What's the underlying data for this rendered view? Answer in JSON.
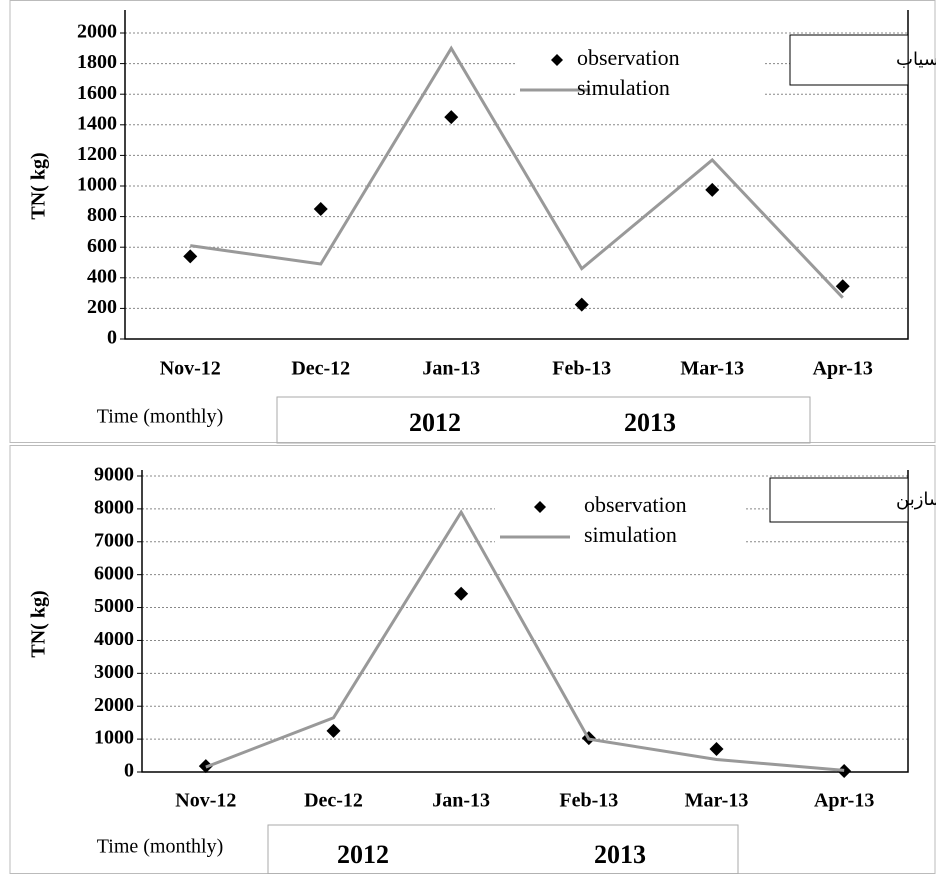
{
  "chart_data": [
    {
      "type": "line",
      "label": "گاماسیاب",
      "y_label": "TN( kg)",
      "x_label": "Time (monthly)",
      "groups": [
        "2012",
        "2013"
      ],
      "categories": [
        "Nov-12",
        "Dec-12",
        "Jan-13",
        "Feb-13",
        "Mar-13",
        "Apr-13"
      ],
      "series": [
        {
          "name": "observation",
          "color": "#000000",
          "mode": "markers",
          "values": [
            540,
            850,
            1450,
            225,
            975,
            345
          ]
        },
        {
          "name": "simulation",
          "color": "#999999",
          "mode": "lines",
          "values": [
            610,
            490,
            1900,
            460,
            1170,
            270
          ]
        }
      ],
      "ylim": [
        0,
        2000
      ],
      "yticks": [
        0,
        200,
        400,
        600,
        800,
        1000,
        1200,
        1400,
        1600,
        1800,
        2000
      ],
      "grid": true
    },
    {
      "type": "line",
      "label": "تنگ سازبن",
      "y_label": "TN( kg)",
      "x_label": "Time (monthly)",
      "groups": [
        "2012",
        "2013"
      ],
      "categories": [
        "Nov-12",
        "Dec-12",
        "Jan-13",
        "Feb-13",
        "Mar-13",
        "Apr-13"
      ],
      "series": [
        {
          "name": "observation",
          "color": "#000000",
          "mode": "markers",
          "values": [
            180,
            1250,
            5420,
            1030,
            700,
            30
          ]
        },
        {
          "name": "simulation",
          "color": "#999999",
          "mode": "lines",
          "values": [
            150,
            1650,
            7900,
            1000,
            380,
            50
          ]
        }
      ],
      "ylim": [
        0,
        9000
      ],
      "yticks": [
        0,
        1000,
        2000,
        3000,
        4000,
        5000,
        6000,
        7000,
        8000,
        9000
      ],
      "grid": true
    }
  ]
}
==
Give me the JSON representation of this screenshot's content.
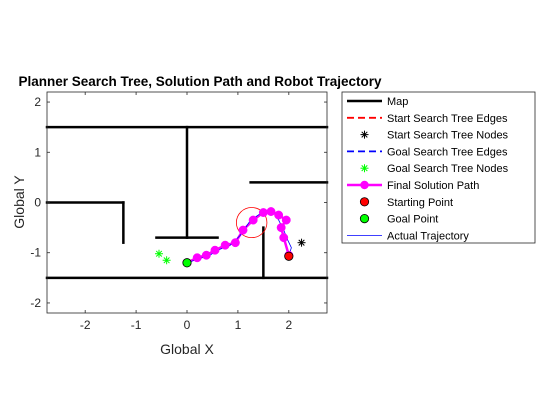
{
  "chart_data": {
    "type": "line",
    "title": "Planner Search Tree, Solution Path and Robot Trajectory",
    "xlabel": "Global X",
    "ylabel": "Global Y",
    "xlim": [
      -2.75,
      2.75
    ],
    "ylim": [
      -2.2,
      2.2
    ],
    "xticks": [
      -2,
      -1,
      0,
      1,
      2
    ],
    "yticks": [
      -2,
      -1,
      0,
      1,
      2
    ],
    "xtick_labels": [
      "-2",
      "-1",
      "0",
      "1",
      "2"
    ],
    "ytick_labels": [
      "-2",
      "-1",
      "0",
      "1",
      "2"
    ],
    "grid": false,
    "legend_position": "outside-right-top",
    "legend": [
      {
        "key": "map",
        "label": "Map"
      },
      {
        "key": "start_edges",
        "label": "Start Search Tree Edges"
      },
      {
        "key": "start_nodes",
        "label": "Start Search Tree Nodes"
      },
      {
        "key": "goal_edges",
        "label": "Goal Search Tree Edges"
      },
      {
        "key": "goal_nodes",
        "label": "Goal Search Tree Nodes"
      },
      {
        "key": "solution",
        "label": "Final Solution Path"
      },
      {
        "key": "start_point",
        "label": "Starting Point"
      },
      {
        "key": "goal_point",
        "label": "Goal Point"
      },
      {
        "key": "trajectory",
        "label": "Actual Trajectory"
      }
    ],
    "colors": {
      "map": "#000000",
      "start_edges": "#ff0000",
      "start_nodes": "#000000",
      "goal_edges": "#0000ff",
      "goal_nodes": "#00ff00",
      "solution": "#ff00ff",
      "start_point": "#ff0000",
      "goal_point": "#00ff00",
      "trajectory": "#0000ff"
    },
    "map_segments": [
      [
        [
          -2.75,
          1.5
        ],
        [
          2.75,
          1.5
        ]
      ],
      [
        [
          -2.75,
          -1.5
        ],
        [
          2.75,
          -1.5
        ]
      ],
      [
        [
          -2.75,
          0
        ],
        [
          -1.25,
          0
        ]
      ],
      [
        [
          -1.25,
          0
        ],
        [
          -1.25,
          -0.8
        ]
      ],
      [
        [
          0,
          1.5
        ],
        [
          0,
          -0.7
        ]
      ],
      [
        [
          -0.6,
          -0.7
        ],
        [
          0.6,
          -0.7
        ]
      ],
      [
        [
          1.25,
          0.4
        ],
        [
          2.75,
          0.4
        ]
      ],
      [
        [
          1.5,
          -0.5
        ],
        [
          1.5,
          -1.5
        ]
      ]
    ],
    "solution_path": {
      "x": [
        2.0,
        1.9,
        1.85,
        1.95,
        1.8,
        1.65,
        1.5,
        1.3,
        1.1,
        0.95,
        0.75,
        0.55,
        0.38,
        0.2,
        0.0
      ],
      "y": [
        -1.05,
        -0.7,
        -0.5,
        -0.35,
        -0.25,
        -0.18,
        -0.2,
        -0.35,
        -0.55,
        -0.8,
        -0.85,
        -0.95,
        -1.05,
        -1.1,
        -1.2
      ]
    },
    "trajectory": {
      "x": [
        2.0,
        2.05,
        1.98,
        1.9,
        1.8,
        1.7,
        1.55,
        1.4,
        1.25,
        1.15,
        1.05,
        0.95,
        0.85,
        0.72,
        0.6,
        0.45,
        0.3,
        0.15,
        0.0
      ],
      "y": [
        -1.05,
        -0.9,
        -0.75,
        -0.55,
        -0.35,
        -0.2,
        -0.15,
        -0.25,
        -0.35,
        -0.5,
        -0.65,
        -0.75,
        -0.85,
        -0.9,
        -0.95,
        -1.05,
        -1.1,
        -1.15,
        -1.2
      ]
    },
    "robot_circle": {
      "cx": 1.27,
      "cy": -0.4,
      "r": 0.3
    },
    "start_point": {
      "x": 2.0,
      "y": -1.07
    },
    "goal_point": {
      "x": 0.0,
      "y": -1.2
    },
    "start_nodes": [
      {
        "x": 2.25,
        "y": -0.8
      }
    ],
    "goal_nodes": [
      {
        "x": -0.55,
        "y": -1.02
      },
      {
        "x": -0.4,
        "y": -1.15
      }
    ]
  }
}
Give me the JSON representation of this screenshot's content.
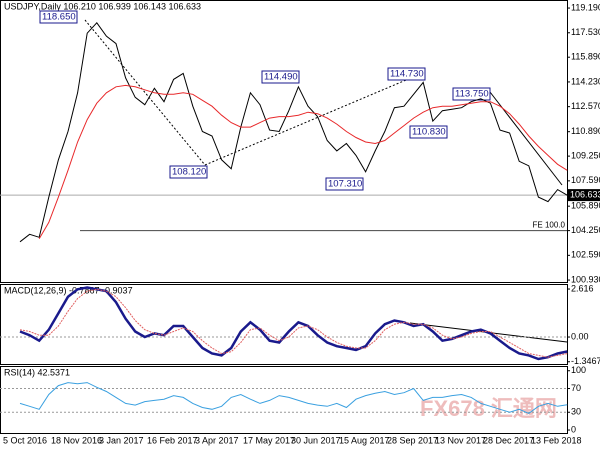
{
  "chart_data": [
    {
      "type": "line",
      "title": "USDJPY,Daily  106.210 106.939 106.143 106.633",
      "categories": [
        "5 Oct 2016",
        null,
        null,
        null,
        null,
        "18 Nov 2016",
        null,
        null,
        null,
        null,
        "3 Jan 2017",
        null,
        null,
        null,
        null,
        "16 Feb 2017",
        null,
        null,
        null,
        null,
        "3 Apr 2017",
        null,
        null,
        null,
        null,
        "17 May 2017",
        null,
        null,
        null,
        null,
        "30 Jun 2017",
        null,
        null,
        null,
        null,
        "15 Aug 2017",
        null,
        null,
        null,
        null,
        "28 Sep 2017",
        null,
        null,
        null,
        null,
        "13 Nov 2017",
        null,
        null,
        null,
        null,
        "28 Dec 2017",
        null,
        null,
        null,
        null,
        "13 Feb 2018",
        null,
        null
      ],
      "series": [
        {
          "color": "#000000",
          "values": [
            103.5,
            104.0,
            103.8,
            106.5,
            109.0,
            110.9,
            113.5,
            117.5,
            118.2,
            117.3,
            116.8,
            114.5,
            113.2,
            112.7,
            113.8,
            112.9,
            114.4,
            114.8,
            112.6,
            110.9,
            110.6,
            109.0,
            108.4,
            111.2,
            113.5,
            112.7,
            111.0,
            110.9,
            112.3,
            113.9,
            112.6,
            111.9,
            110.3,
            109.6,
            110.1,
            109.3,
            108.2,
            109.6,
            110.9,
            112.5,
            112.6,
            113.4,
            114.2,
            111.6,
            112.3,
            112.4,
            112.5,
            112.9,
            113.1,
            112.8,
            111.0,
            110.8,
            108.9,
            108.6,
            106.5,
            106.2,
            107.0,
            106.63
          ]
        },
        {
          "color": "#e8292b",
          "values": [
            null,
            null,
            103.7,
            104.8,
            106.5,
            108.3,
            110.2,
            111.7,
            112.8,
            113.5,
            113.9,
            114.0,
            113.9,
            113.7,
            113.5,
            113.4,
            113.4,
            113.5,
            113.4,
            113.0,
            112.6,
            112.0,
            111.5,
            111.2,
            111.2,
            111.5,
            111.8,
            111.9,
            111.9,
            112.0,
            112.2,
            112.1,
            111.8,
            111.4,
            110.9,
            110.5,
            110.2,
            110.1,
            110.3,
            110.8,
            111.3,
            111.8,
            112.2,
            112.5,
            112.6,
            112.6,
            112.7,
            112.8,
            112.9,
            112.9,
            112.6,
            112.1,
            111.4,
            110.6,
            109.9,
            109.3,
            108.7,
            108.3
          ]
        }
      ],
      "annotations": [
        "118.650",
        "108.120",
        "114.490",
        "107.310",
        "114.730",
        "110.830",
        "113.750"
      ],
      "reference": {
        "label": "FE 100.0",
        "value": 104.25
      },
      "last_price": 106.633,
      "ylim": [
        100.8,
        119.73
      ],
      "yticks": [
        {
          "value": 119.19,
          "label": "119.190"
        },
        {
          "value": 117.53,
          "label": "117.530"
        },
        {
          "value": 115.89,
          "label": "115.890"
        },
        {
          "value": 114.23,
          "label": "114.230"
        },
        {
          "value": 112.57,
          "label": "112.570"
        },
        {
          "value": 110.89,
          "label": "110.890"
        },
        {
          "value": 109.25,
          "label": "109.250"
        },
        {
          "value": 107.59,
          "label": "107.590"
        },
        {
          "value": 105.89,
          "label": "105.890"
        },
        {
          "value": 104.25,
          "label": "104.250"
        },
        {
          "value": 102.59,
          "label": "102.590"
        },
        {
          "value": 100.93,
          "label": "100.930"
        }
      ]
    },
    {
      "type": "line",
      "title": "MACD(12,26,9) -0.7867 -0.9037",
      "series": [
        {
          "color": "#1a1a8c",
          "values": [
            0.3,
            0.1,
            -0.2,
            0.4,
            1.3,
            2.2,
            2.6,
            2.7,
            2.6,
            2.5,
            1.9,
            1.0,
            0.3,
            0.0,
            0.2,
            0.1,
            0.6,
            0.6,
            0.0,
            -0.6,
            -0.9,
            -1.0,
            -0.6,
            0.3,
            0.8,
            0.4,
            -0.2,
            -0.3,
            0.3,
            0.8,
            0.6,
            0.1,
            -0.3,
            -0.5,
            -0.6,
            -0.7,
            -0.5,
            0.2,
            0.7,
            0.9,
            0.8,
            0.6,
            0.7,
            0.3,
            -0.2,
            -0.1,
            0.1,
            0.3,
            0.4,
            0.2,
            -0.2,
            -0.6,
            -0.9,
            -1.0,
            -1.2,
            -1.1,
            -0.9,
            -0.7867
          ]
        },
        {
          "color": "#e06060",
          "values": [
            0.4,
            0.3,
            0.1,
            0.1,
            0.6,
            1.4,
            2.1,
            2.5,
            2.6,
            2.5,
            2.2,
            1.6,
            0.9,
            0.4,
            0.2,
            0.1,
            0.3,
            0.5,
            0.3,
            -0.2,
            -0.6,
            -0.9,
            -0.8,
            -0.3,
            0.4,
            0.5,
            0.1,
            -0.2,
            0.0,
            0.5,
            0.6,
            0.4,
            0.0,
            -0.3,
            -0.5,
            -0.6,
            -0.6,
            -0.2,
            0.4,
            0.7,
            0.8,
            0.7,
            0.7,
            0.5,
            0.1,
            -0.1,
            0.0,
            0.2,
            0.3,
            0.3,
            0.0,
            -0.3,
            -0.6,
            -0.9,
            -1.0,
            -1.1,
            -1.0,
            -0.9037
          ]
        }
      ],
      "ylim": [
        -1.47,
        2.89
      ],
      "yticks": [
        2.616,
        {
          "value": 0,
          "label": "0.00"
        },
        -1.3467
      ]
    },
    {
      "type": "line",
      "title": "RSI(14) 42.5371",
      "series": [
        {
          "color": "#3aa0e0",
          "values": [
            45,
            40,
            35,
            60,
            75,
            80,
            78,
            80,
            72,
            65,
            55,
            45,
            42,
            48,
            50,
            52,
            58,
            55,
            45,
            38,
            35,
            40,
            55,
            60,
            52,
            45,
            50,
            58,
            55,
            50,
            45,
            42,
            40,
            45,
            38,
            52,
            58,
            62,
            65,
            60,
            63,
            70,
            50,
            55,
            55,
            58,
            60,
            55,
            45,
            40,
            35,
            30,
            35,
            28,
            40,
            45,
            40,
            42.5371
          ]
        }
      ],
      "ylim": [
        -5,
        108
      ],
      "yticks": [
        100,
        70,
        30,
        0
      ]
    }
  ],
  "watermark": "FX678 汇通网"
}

Your objective >>
Read through the entries and copy every line that includes "title".

Exercise output >>
    "title": "Planner Search Tree, Solution Path and Robot Trajectory",
      "title": "USDJPY,Daily  106.210 106.939 106.143 106.633",
      "title": "MACD(12,26,9) -0.7867 -0.9037",
      "title": "RSI(14) 42.5371",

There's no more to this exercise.